## WHAT YOU ARE ASKED TO DO
In full and without alteration, give the listing again.

## RECORD SET
§

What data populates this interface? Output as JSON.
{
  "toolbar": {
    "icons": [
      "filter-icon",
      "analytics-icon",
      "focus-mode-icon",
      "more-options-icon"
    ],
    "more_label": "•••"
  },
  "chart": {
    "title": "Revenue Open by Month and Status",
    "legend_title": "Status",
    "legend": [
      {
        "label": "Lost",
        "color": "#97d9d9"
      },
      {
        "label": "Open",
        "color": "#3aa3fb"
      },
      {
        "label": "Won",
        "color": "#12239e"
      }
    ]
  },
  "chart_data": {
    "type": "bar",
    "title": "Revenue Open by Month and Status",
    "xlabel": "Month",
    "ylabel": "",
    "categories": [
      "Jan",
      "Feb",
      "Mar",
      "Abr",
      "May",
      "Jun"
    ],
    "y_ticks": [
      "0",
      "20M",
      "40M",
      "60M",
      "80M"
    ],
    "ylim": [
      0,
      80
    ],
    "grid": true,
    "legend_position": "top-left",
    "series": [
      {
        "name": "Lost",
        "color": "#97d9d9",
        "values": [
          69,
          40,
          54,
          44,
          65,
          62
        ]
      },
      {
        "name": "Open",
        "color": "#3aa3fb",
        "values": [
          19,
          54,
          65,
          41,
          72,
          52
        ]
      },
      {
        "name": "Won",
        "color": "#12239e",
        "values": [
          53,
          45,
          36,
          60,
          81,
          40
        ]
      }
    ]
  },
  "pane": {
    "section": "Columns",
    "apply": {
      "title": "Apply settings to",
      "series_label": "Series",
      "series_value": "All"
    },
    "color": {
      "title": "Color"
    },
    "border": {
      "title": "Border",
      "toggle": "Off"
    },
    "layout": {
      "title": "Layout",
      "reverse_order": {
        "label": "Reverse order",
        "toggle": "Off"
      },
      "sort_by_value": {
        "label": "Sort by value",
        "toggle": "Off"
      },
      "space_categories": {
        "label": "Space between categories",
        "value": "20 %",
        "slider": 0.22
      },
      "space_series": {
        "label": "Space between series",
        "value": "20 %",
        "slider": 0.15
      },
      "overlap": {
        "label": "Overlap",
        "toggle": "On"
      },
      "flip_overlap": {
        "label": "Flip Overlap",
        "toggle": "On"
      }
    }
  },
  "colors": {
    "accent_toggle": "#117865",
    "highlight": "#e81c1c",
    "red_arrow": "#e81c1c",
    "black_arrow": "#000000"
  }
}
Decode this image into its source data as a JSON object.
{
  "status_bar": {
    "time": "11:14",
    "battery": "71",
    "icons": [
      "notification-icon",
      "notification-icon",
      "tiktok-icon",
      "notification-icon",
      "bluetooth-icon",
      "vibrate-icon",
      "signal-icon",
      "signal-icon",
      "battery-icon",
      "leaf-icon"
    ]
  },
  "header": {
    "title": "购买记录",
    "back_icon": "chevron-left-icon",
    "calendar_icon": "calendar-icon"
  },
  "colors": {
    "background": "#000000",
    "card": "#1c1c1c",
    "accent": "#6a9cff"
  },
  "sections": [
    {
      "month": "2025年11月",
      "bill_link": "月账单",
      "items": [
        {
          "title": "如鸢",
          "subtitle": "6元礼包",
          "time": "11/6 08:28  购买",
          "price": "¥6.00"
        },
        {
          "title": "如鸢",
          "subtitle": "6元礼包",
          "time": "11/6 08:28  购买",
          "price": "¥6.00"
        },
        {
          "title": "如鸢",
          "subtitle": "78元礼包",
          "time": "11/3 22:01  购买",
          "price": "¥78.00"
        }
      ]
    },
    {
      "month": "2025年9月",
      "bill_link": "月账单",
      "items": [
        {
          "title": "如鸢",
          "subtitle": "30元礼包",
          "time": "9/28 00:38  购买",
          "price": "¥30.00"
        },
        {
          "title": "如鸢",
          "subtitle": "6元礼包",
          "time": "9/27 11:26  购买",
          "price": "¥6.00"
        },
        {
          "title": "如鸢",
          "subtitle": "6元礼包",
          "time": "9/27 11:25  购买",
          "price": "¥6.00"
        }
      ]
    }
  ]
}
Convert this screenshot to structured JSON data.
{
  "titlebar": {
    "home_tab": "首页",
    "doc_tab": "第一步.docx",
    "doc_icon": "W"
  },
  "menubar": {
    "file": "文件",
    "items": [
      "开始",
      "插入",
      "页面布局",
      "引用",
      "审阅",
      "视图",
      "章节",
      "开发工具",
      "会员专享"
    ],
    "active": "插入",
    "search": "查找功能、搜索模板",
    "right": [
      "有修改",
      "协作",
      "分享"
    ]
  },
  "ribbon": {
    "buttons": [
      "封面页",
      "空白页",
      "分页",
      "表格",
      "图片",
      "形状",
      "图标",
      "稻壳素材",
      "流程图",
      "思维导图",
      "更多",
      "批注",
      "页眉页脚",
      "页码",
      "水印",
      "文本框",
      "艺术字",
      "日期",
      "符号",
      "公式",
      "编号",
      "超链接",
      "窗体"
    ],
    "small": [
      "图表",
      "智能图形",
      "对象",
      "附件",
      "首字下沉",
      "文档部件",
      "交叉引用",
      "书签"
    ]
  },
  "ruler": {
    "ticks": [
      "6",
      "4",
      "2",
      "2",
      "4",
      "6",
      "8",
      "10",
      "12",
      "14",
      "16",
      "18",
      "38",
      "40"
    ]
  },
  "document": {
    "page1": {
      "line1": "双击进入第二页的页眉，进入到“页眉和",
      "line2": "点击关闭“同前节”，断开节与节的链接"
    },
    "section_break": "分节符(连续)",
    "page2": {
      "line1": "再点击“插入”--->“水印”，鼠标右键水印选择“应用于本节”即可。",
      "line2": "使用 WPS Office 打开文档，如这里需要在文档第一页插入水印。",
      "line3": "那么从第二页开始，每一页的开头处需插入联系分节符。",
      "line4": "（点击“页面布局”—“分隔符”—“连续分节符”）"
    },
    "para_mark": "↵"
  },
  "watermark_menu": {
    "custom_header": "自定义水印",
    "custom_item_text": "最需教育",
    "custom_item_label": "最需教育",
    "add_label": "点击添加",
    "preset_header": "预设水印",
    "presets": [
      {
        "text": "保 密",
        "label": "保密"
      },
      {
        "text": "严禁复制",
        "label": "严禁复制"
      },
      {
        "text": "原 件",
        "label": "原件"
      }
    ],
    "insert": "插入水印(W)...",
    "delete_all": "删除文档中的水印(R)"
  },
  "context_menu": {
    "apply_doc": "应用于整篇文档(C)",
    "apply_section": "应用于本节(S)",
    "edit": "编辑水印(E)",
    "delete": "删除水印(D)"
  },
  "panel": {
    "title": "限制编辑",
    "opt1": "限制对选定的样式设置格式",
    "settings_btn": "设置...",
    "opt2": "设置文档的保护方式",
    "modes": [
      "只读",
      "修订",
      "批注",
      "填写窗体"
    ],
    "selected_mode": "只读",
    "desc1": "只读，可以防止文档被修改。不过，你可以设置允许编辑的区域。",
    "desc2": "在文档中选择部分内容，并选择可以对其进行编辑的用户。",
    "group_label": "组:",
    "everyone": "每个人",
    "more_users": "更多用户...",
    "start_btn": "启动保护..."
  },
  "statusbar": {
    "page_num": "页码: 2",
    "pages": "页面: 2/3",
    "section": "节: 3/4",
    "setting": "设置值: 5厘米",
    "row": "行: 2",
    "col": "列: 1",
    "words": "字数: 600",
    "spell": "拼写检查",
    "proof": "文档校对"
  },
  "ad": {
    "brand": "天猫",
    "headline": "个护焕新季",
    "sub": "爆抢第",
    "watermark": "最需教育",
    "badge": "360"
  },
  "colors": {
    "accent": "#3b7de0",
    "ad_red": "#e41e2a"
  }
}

§

## RESPONSE
What data populates this interface? Output as JSON.
{
  "toolbar": {
    "icons": [
      "filter-icon",
      "analytics-icon",
      "focus-mode-icon",
      "more-options-icon"
    ],
    "more_label": "•••"
  },
  "chart": {
    "title": "Revenue Open by Month and Status",
    "legend_title": "Status",
    "legend": [
      {
        "label": "Lost",
        "color": "#97d9d9"
      },
      {
        "label": "Open",
        "color": "#3aa3fb"
      },
      {
        "label": "Won",
        "color": "#12239e"
      }
    ]
  },
  "chart_data": {
    "type": "bar",
    "title": "Revenue Open by Month and Status",
    "xlabel": "Month",
    "ylabel": "",
    "categories": [
      "Jan",
      "Feb",
      "Mar",
      "Abr",
      "May",
      "Jun"
    ],
    "y_ticks": [
      "0",
      "20M",
      "40M",
      "60M",
      "80M"
    ],
    "ylim": [
      0,
      80
    ],
    "grid": true,
    "legend_position": "top-left",
    "series": [
      {
        "name": "Lost",
        "color": "#97d9d9",
        "values": [
          69,
          40,
          54,
          44,
          65,
          62
        ]
      },
      {
        "name": "Open",
        "color": "#3aa3fb",
        "values": [
          19,
          54,
          65,
          41,
          72,
          52
        ]
      },
      {
        "name": "Won",
        "color": "#12239e",
        "values": [
          53,
          45,
          36,
          60,
          81,
          40
        ]
      }
    ]
  },
  "pane": {
    "section": "Columns",
    "apply": {
      "title": "Apply settings to",
      "series_label": "Series",
      "series_value": "All"
    },
    "color": {
      "title": "Color"
    },
    "border": {
      "title": "Border",
      "toggle": "Off"
    },
    "layout": {
      "title": "Layout",
      "reverse_order": {
        "label": "Reverse order",
        "toggle": "Off"
      },
      "sort_by_value": {
        "label": "Sort by value",
        "toggle": "Off"
      },
      "space_categories": {
        "label": "Space between categories",
        "value": "20 %",
        "slider": 0.22
      },
      "space_series": {
        "label": "Space between series",
        "value": "20 %",
        "slider": 0.15
      },
      "overlap": {
        "label": "Overlap",
        "toggle": "On"
      },
      "flip_overlap": {
        "label": "Flip Overlap",
        "toggle": "On"
      }
    }
  },
  "colors": {
    "accent_toggle": "#117865",
    "highlight": "#e81c1c",
    "red_arrow": "#e81c1c",
    "black_arrow": "#000000"
  }
}
Decode this image into its source data as a JSON object.
{
  "status_bar": {
    "time": "11:14",
    "battery": "71",
    "icons": [
      "notification-icon",
      "notification-icon",
      "tiktok-icon",
      "notification-icon",
      "bluetooth-icon",
      "vibrate-icon",
      "signal-icon",
      "signal-icon",
      "battery-icon",
      "leaf-icon"
    ]
  },
  "header": {
    "title": "购买记录",
    "back_icon": "chevron-left-icon",
    "calendar_icon": "calendar-icon"
  },
  "colors": {
    "background": "#000000",
    "card": "#1c1c1c",
    "accent": "#6a9cff"
  },
  "sections": [
    {
      "month": "2025年11月",
      "bill_link": "月账单",
      "items": [
        {
          "title": "如鸢",
          "subtitle": "6元礼包",
          "time": "11/6 08:28  购买",
          "price": "¥6.00"
        },
        {
          "title": "如鸢",
          "subtitle": "6元礼包",
          "time": "11/6 08:28  购买",
          "price": "¥6.00"
        },
        {
          "title": "如鸢",
          "subtitle": "78元礼包",
          "time": "11/3 22:01  购买",
          "price": "¥78.00"
        }
      ]
    },
    {
      "month": "2025年9月",
      "bill_link": "月账单",
      "items": [
        {
          "title": "如鸢",
          "subtitle": "30元礼包",
          "time": "9/28 00:38  购买",
          "price": "¥30.00"
        },
        {
          "title": "如鸢",
          "subtitle": "6元礼包",
          "time": "9/27 11:26  购买",
          "price": "¥6.00"
        },
        {
          "title": "如鸢",
          "subtitle": "6元礼包",
          "time": "9/27 11:25  购买",
          "price": "¥6.00"
        }
      ]
    }
  ]
}
Convert this screenshot to structured JSON data.
{
  "titlebar": {
    "home_tab": "首页",
    "doc_tab": "第一步.docx",
    "doc_icon": "W"
  },
  "menubar": {
    "file": "文件",
    "items": [
      "开始",
      "插入",
      "页面布局",
      "引用",
      "审阅",
      "视图",
      "章节",
      "开发工具",
      "会员专享"
    ],
    "active": "插入",
    "search": "查找功能、搜索模板",
    "right": [
      "有修改",
      "协作",
      "分享"
    ]
  },
  "ribbon": {
    "buttons": [
      "封面页",
      "空白页",
      "分页",
      "表格",
      "图片",
      "形状",
      "图标",
      "稻壳素材",
      "流程图",
      "思维导图",
      "更多",
      "批注",
      "页眉页脚",
      "页码",
      "水印",
      "文本框",
      "艺术字",
      "日期",
      "符号",
      "公式",
      "编号",
      "超链接",
      "窗体"
    ],
    "small": [
      "图表",
      "智能图形",
      "对象",
      "附件",
      "首字下沉",
      "文档部件",
      "交叉引用",
      "书签"
    ]
  },
  "ruler": {
    "ticks": [
      "6",
      "4",
      "2",
      "2",
      "4",
      "6",
      "8",
      "10",
      "12",
      "14",
      "16",
      "18",
      "38",
      "40"
    ]
  },
  "document": {
    "page1": {
      "line1": "双击进入第二页的页眉，进入到“页眉和",
      "line2": "点击关闭“同前节”，断开节与节的链接"
    },
    "section_break": "分节符(连续)",
    "page2": {
      "line1": "再点击“插入”--->“水印”，鼠标右键水印选择“应用于本节”即可。",
      "line2": "使用 WPS Office 打开文档，如这里需要在文档第一页插入水印。",
      "line3": "那么从第二页开始，每一页的开头处需插入联系分节符。",
      "line4": "（点击“页面布局”—“分隔符”—“连续分节符”）"
    },
    "para_mark": "↵"
  },
  "watermark_menu": {
    "custom_header": "自定义水印",
    "custom_item_text": "最需教育",
    "custom_item_label": "最需教育",
    "add_label": "点击添加",
    "preset_header": "预设水印",
    "presets": [
      {
        "text": "保 密",
        "label": "保密"
      },
      {
        "text": "严禁复制",
        "label": "严禁复制"
      },
      {
        "text": "原 件",
        "label": "原件"
      }
    ],
    "insert": "插入水印(W)...",
    "delete_all": "删除文档中的水印(R)"
  },
  "context_menu": {
    "apply_doc": "应用于整篇文档(C)",
    "apply_section": "应用于本节(S)",
    "edit": "编辑水印(E)",
    "delete": "删除水印(D)"
  },
  "panel": {
    "title": "限制编辑",
    "opt1": "限制对选定的样式设置格式",
    "settings_btn": "设置...",
    "opt2": "设置文档的保护方式",
    "modes": [
      "只读",
      "修订",
      "批注",
      "填写窗体"
    ],
    "selected_mode": "只读",
    "desc1": "只读，可以防止文档被修改。不过，你可以设置允许编辑的区域。",
    "desc2": "在文档中选择部分内容，并选择可以对其进行编辑的用户。",
    "group_label": "组:",
    "everyone": "每个人",
    "more_users": "更多用户...",
    "start_btn": "启动保护..."
  },
  "statusbar": {
    "page_num": "页码: 2",
    "pages": "页面: 2/3",
    "section": "节: 3/4",
    "setting": "设置值: 5厘米",
    "row": "行: 2",
    "col": "列: 1",
    "words": "字数: 600",
    "spell": "拼写检查",
    "proof": "文档校对"
  },
  "ad": {
    "brand": "天猫",
    "headline": "个护焕新季",
    "sub": "爆抢第",
    "watermark": "最需教育",
    "badge": "360"
  },
  "colors": {
    "accent": "#3b7de0",
    "ad_red": "#e41e2a"
  }
}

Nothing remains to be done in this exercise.